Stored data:
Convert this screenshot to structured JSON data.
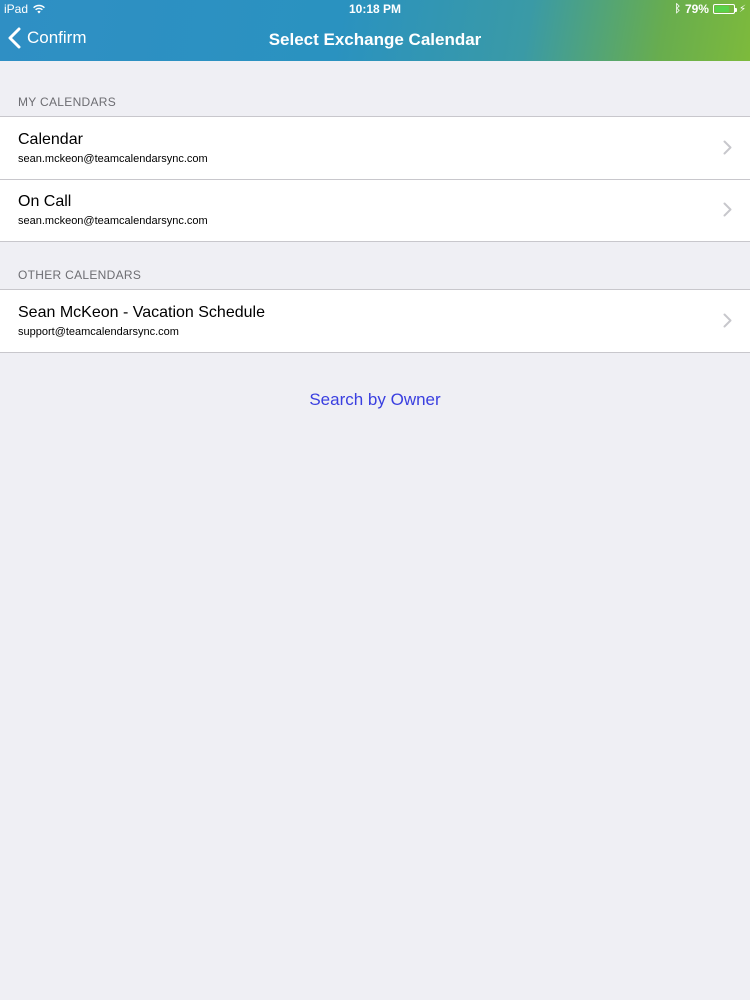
{
  "status_bar": {
    "device": "iPad",
    "time": "10:18 PM",
    "battery_percent": "79%",
    "battery_level": 0.79,
    "icons": [
      "wifi-icon",
      "bluetooth-icon",
      "battery-icon",
      "charging-icon"
    ]
  },
  "nav": {
    "back_label": "Confirm",
    "title": "Select Exchange Calendar"
  },
  "sections": [
    {
      "header": "MY CALENDARS",
      "rows": [
        {
          "title": "Calendar",
          "subtitle": "sean.mckeon@teamcalendarsync.com"
        },
        {
          "title": "On Call",
          "subtitle": "sean.mckeon@teamcalendarsync.com"
        }
      ]
    },
    {
      "header": "OTHER CALENDARS",
      "rows": [
        {
          "title": "Sean McKeon - Vacation Schedule",
          "subtitle": "support@teamcalendarsync.com"
        }
      ]
    }
  ],
  "search_link": "Search by Owner",
  "colors": {
    "bar_start": "#2f8fc4",
    "bar_end": "#7dba3c",
    "background": "#efeff4",
    "link": "#3a3fe0",
    "section_header": "#6d6d72"
  }
}
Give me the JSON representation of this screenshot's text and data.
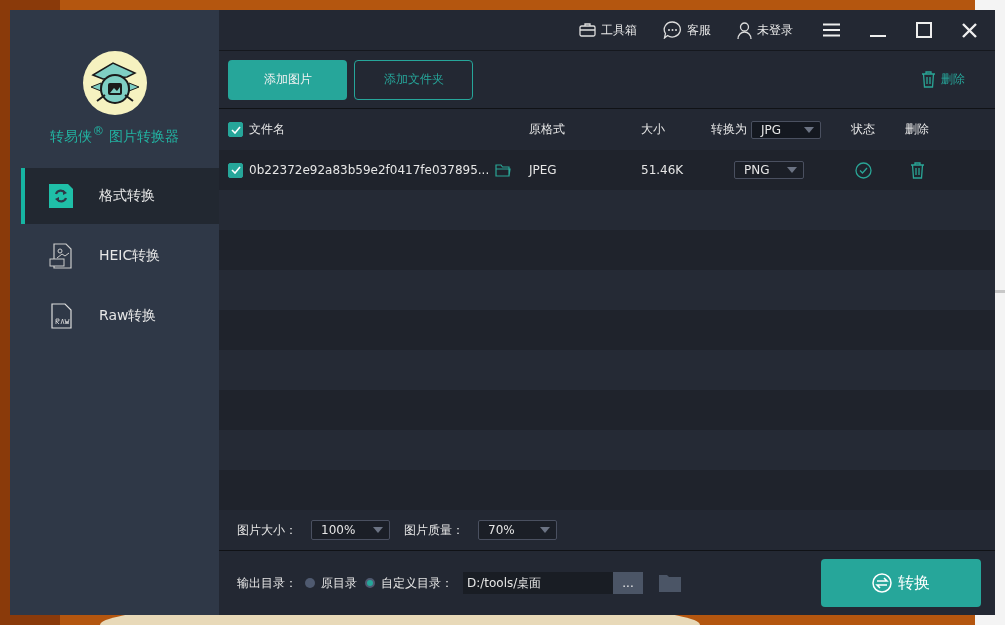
{
  "title_bar": {
    "items": [
      {
        "kind": "toolbox",
        "label": "工具箱"
      },
      {
        "kind": "chat",
        "label": "客服"
      },
      {
        "kind": "user",
        "label": "未登录"
      }
    ]
  },
  "app": {
    "name": "转易侠$^{®}$ 图片转换器"
  },
  "sidebar": {
    "items": [
      {
        "kind": "format",
        "label": "格式转换",
        "selected": true
      },
      {
        "kind": "heic",
        "label": "HEIC转换",
        "selected": false
      },
      {
        "kind": "raw",
        "label": "Raw转换",
        "selected": false
      }
    ]
  },
  "toolbar": {
    "add_images": "添加图片",
    "add_folder": "添加文件夹",
    "delete": "删除"
  },
  "table": {
    "select_all": true,
    "columns": {
      "name": "文件名",
      "format": "原格式",
      "size": "大小",
      "convert_to": "转换为",
      "status": "状态",
      "delete": "删除"
    },
    "convert_all": "JPG",
    "rows": [
      {
        "checked": true,
        "name": "0b22372e92a83b59e2f0417fe037895...",
        "format": "JPEG",
        "size": "51.46K",
        "target": "PNG",
        "converted": true
      }
    ]
  },
  "settings": {
    "size_label": "图片大小：",
    "size": "100%",
    "quality_label": "图片质量：",
    "quality": "70%"
  },
  "output": {
    "label": "输出目录：",
    "options": [
      {
        "label": "原目录",
        "selected": false
      },
      {
        "label": "自定义目录：",
        "selected": true
      }
    ],
    "path": "D:/tools/桌面",
    "browse": "...",
    "convert": "转换"
  }
}
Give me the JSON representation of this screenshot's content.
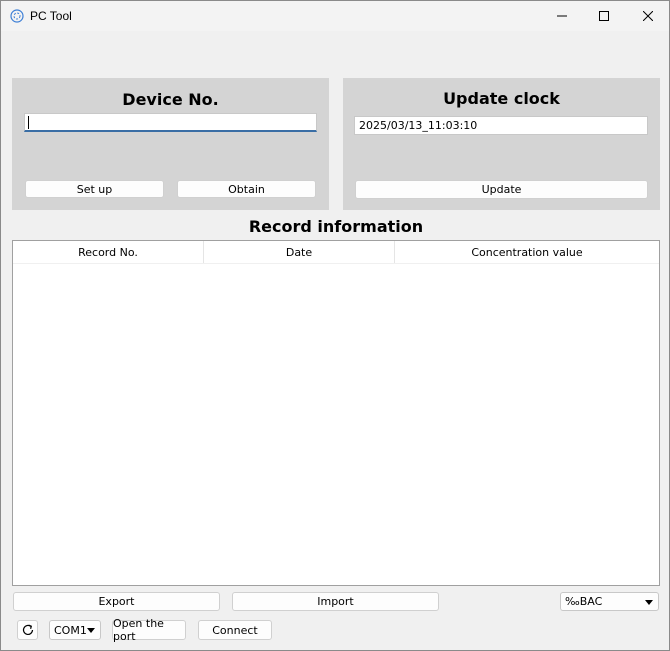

§ **REQUEST**
Show all lines above holding "this".

§ **ANSWER TO THE EXERCISE**
Convert this screenshot to structured JSON data.
Give me the JSON representation of this screenshot's text and data.
Give me the JSON representation of this screenshot's content.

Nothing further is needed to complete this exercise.